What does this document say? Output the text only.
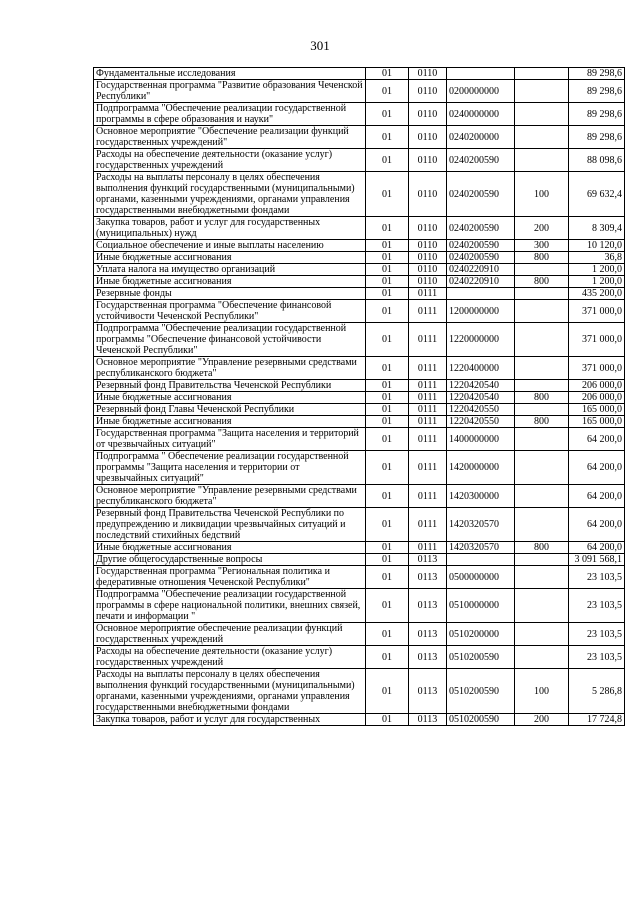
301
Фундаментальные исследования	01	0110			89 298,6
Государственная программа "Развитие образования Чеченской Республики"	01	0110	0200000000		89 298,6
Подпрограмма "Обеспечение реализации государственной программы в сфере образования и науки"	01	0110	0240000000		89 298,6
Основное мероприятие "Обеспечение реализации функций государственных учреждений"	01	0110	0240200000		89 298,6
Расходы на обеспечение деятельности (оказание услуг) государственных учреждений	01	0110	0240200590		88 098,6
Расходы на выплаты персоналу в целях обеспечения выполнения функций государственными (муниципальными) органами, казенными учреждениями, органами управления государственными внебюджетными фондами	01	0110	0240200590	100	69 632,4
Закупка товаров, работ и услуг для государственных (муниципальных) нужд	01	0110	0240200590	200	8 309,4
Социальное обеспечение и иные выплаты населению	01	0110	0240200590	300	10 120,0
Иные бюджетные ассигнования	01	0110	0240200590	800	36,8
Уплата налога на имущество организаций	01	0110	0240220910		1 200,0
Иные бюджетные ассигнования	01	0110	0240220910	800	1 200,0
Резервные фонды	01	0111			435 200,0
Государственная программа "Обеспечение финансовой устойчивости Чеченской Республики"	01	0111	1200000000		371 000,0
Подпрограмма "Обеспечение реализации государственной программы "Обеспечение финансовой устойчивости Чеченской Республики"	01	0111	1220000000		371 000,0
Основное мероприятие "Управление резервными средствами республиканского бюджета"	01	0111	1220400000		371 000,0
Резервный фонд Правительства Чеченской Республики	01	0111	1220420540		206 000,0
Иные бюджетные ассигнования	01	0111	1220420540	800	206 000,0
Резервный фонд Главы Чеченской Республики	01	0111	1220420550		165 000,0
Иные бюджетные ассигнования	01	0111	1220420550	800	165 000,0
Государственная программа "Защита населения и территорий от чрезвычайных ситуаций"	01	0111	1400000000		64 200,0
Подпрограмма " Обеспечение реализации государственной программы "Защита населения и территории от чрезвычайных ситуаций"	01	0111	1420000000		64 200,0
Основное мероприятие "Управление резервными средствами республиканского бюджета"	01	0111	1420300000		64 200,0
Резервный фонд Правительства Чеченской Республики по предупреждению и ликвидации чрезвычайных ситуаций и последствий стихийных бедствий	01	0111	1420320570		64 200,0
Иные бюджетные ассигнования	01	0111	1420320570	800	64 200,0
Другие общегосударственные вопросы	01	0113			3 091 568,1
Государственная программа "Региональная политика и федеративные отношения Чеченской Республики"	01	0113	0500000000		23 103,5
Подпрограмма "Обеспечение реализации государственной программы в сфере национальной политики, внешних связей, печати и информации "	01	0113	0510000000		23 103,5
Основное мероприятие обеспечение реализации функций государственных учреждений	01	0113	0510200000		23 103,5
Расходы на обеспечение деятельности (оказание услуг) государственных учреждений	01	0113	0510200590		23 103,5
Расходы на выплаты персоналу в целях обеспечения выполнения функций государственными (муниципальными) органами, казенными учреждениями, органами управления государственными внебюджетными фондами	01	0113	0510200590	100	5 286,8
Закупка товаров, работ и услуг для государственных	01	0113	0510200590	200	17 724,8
◆ ◆ ◆ ◆ ◆
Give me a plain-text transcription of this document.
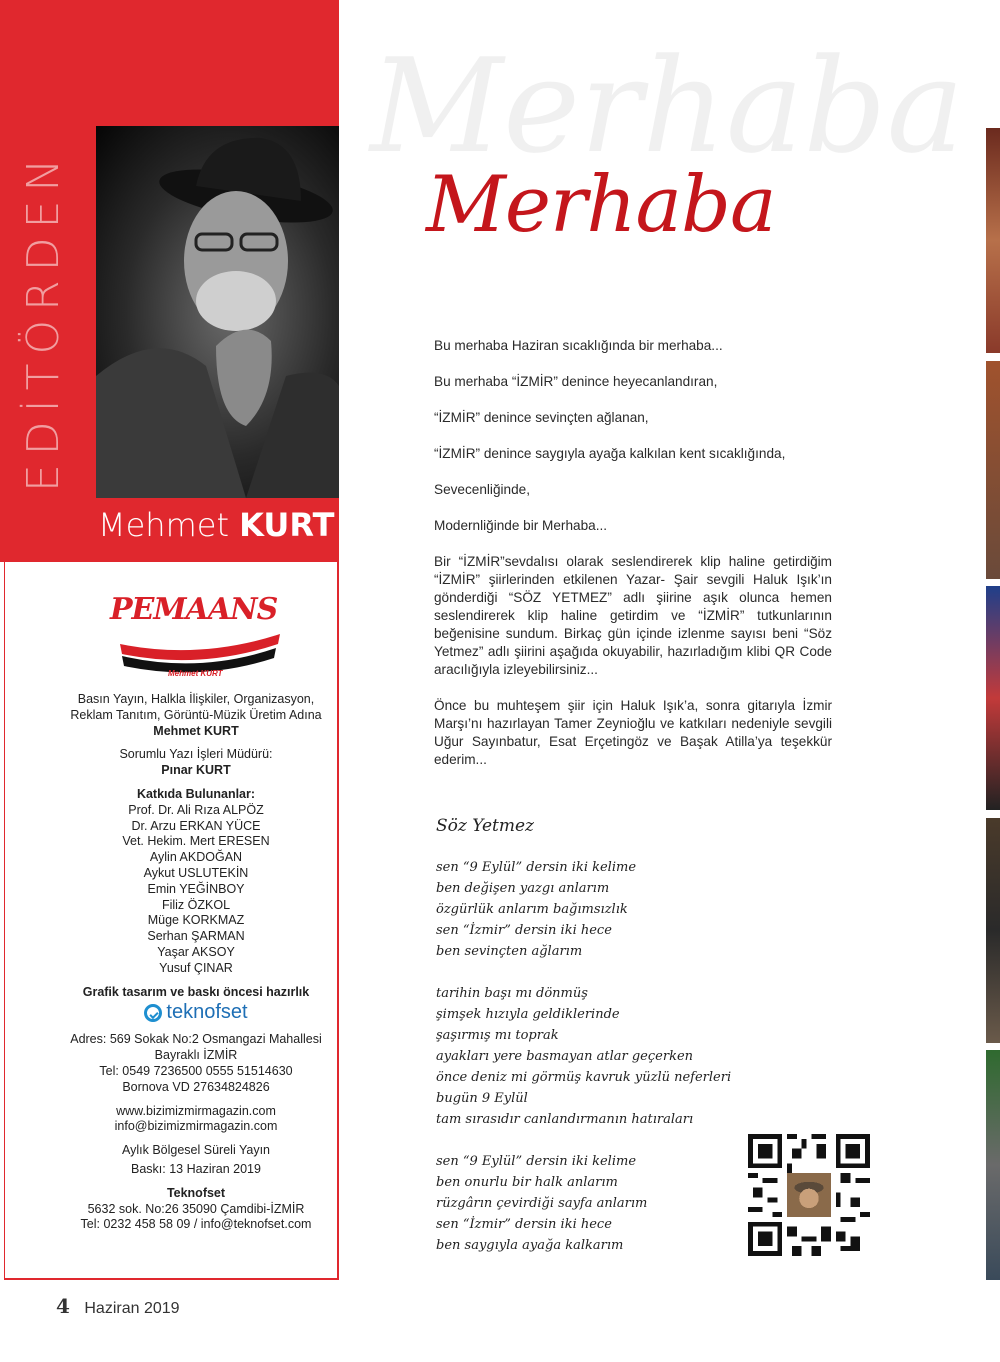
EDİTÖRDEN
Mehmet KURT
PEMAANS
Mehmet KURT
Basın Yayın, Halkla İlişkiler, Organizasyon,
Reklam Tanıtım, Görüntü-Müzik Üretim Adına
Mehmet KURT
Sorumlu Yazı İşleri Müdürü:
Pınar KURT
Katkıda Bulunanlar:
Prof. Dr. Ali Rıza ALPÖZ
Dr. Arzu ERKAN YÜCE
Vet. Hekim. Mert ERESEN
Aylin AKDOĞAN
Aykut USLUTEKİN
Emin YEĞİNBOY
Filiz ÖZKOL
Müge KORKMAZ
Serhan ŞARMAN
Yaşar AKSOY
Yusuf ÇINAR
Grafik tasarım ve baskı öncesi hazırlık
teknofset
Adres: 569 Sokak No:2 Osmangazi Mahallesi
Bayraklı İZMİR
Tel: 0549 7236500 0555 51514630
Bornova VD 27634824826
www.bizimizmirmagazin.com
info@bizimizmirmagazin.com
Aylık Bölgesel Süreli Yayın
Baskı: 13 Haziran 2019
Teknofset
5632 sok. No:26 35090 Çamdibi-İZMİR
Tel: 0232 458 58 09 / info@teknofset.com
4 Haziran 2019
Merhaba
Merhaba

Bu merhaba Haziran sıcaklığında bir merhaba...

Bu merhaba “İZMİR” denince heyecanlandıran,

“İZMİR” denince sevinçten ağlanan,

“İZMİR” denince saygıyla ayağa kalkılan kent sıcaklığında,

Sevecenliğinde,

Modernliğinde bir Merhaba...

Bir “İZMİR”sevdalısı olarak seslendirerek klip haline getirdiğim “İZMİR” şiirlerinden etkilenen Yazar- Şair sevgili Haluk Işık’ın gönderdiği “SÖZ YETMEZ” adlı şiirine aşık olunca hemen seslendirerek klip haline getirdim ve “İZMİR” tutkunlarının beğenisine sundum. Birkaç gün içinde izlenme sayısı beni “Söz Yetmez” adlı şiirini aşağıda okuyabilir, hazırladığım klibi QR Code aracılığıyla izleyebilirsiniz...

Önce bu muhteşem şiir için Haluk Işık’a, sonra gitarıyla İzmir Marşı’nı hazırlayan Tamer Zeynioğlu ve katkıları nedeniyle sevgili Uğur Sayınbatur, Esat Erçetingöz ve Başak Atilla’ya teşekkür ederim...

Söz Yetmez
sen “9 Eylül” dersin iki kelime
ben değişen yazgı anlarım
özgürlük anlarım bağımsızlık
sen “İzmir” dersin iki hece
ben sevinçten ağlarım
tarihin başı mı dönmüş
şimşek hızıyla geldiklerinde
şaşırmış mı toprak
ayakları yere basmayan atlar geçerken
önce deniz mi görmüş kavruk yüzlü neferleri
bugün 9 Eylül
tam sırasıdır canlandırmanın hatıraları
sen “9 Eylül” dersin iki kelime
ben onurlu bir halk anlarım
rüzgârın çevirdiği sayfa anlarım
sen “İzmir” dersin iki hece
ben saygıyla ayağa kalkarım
◆ ◆ ◆ ◆ ◆
What the task asks –
Within the records above, how many lines include the word "Управление"? State the number by itself.

Output –
2